__EXERCISE AIM__: Any pictures in the records below should be skipped; write out everything else exactly.
-- start of INPUT FOR THIS TASK --
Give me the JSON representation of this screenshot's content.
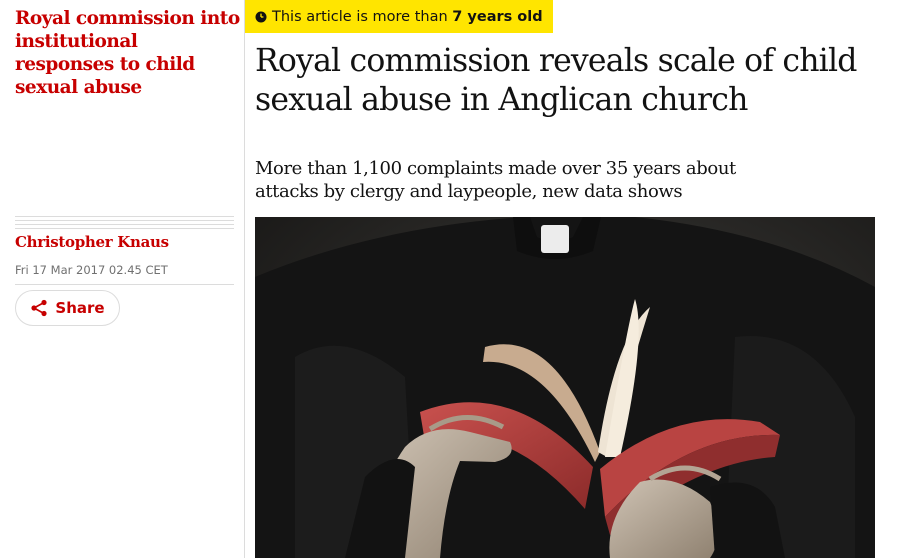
{
  "sidebar": {
    "series_title": "Royal commission into institutional responses to child sexual abuse",
    "author": "Christopher Knaus",
    "published": "Fri 17 Mar 2017 02.45 CET",
    "share_label": "Share",
    "share_icon": "share-icon"
  },
  "article": {
    "age_notice_prefix": "This article is more than",
    "age_notice_value": "7 years old",
    "age_notice_icon": "clock-icon",
    "age_notice_color": "#ffe500",
    "headline": "Royal commission reveals scale of child sexual abuse in Anglican church",
    "standfirst": "More than 1,100 complaints made over 35 years about attacks by clergy and laypeople, new data shows"
  },
  "colors": {
    "accent": "#c70000",
    "text": "#121212",
    "muted": "#707070",
    "rule": "#dcdcdc"
  }
}
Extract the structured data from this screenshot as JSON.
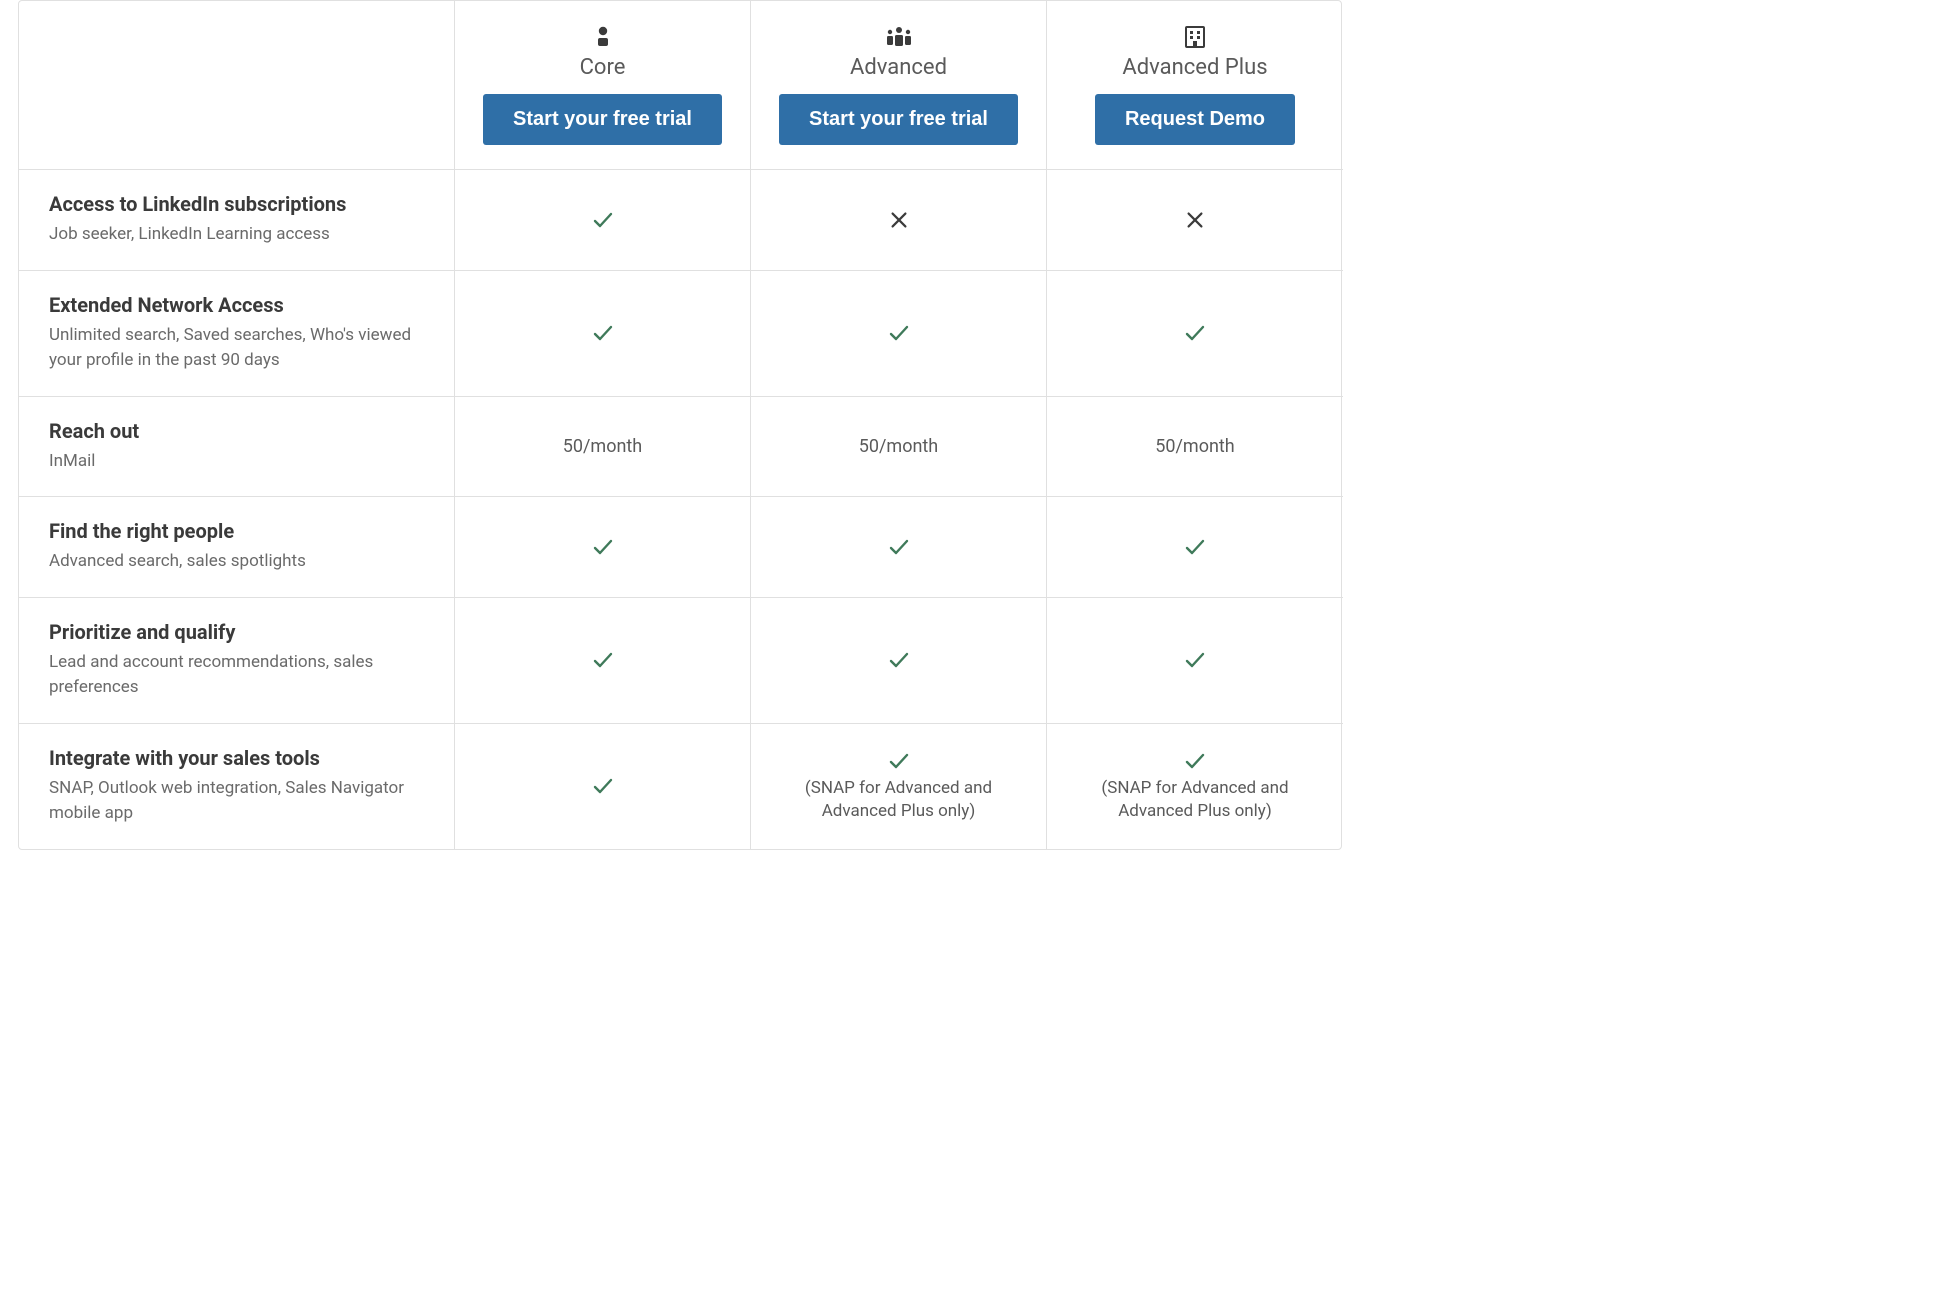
-- end of INPUT FOR THIS TASK --
__OUTPUT OF THE TASK__:
Give me the JSON representation of this screenshot's content.
{
  "sidebar": {
    "series_title": "Royal commission into institutional responses to child sexual abuse",
    "author": "Christopher Knaus",
    "published": "Fri 17 Mar 2017 02.45 CET",
    "share_label": "Share",
    "share_icon": "share-icon"
  },
  "article": {
    "age_notice_prefix": "This article is more than",
    "age_notice_value": "7 years old",
    "age_notice_icon": "clock-icon",
    "age_notice_color": "#ffe500",
    "headline": "Royal commission reveals scale of child sexual abuse in Anglican church",
    "standfirst": "More than 1,100 complaints made over 35 years about attacks by clergy and laypeople, new data shows"
  },
  "colors": {
    "accent": "#c70000",
    "text": "#121212",
    "muted": "#707070",
    "rule": "#dcdcdc"
  }
}
Extract the structured data from this screenshot as JSON.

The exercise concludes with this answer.